## Acciones requeridas
1 > Responde a estas preguntas sobre el fragmento de página acerca de la configuración de conectores:
(a) ¿En qué archivo está el objeto PROVIDERS al que se añade el nuevo objeto?
(b) ¿Qué clase se asigna al proveedor 'hive'?
(c) ¿Qué clase se asigna al proveedor 'impala'?
2 > Edita las filas de los datos proporcionados, desde la primera hasta la que contiene "48, 238, 79]", ambas incluidas, y sustituye "White Balance" por "Color Balance" sin cambiar nada más. Devuelve solo esas filas.

B. Configuración del conector para Apache Hive¶

La configuración consiste en añadir una nuevo objecto al objeto PROVIDERS presente en el archivo cartodb/lib/carto/connector/providers.rb del repositorio https://github.com/CartoDB/cartodb

# encoding: utf-8

require_relative 'providers/generic_odbc'
require_relative 'providers/mysql'
require_relative 'providers/postgresql'
require_relative 'providers/sqlserver'
require_relative 'providers/hive'
require_relative 'providers/pg_fdw'

module Carto
  class Connector

    # Here we map provider identifiers (as used in APIs, etc.) to the Provider class and basic attributes.
    # `name` is the human-readable name
    # `public` means that the provider is publicly announced (so it is accessible through UI, visible in lists of
    # providers, etc.) A provider may be available or not (see Connector.limits) independently of its public status,
    # so that a public provider may not be available for all users, and non-public providers may be available to
    # some users (e.g. 'odbc' provider for tests)
    PROVIDERS = {
      'odbc' => {
        name: 'ODBC',
        class: GenericOdbcProvider,
        public: false # Intended for internal development/tests
      },
      'postgres' => {
        name: 'PostgreSQL',
        class: PostgreSQLProvider,
        public: true
      },
      'mysql' => {
        name: 'MySQL',
        class: MySqlProvider,
        public: true
      },
      'sqlserver' => {
        name: 'Microsoft SQL Server',
        class: SqlServerProvider,
        public: true
      },
      'hive' => {
        name: 'Hive',
        class: HiveProvider,
        public: true
      }
    }
    ...

C. Configuración del conector para Apache Impala¶

La configuración consiste en añadir una nuevo objecto al objeto PROVIDERS presente en el archivo cartodb/lib/carto/connector/providers.rb del repositorio https://github.com/CartoDB/cartodb

# encoding: utf-8

require_relative 'providers/generic_odbc'
require_relative 'providers/mysql'
require_relative 'providers/postgresql'
require_relative 'providers/sqlserver'
require_relative 'providers/hive'
require_relative 'providers/pg_fdw'

module Carto
  class Connector

    # Here we map provider identifiers (as used in APIs, etc.) to the Provider class and basic attributes.
    # `name` is the human-readable name
    # `public` means that the provider is publicly announced (so it is accessible through UI, visible in lists of
    # providers, etc.) A provider may be available or not (see Connector.limits) independently of its public status,
    # so that a public provider may not be available for all users, and non-public providers may be available to
    # some users (e.g. 'odbc' provider for tests)
    PROVIDERS = {
          'odbc' => {
            name: 'ODBC',
            class: GenericOdbcProvider,
            public: false # Intended for internal development/tests
          },
          'postgres' => {
            name: 'PostgreSQL',
            class: PostgreSQLProvider,
            public: true
          },
          'mysql' => {
            name: 'MySQL',
            class: MySqlProvider,
            public: true
          },
          'sqlserver' => {
            name: 'Microsoft SQL Server',
            class: SqlServerProvider,
            public: true
          },
          'hive' => {
            name: 'Hive',
            class: HiveProvider,
            public: true
          },
          'impala' => {
            name: 'Impala',
            class: GenericOdbcProvider,
            public: true
          }
        }...

## Datos proporcionados
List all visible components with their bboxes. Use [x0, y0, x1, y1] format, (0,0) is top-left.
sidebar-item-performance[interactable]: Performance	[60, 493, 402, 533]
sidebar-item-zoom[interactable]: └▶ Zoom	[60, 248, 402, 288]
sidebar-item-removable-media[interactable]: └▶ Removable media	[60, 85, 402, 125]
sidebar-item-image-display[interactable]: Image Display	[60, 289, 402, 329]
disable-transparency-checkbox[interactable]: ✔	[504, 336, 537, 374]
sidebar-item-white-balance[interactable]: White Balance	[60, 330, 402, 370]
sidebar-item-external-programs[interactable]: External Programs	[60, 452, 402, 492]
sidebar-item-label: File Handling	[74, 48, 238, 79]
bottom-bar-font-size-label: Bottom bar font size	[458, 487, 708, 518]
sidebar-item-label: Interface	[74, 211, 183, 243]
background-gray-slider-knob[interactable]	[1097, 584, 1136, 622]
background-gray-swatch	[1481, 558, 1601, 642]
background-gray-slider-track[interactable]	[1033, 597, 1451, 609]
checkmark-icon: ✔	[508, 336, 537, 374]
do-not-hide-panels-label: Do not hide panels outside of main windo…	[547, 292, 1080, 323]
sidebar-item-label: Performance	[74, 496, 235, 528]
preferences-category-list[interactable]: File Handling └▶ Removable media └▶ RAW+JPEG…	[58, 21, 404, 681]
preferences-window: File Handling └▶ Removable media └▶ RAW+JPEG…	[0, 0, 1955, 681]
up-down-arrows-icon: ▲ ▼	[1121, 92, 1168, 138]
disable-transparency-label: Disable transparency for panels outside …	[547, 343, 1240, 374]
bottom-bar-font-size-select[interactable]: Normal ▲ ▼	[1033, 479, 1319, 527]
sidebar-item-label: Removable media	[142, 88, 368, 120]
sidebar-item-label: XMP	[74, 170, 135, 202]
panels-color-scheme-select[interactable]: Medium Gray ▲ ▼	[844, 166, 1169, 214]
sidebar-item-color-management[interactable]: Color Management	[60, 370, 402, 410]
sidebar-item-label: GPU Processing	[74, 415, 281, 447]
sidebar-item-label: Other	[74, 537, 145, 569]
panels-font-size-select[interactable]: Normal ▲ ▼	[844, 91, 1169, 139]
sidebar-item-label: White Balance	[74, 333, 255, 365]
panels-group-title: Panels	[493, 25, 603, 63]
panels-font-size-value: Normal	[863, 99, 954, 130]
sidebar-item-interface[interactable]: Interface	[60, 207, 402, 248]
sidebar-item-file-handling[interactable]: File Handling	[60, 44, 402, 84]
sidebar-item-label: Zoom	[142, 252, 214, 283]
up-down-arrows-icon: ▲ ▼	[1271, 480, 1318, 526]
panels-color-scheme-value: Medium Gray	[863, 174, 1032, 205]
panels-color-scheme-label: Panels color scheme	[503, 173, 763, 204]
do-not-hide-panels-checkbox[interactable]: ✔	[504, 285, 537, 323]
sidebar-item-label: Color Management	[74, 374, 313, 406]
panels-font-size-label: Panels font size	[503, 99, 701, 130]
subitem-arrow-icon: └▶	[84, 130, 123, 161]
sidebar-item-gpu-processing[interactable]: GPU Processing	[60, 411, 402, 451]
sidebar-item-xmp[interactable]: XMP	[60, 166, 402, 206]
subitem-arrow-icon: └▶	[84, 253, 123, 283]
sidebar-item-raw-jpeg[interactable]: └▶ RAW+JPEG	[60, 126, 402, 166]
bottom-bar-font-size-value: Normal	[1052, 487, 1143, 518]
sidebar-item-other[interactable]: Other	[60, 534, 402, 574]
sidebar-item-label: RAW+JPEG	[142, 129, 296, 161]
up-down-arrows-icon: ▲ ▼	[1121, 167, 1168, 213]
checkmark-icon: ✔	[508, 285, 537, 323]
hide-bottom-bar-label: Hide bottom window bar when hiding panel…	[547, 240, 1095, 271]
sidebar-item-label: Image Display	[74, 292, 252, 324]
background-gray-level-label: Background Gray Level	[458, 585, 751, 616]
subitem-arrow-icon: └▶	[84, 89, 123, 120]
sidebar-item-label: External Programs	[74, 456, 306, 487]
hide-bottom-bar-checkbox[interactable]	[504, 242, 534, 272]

## Resultados por tarea
1 >
(a) cartodb/lib/carto/connector/providers.rb
(b) HiveProvider
(c) GenericOdbcProvider

2 >
List all visible components with their bboxes. Use [x0, y0, x1, y1] format, (0,0) is top-left.
sidebar-item-performance[interactable]: Performance	[60, 493, 402, 533]
sidebar-item-zoom[interactable]: └▶ Zoom	[60, 248, 402, 288]
sidebar-item-removable-media[interactable]: └▶ Removable media	[60, 85, 402, 125]
sidebar-item-image-display[interactable]: Image Display	[60, 289, 402, 329]
disable-transparency-checkbox[interactable]: ✔	[504, 336, 537, 374]
sidebar-item-white-balance[interactable]: Color Balance	[60, 330, 402, 370]
sidebar-item-external-programs[interactable]: External Programs	[60, 452, 402, 492]
sidebar-item-label: File Handling	[74, 48, 238, 79]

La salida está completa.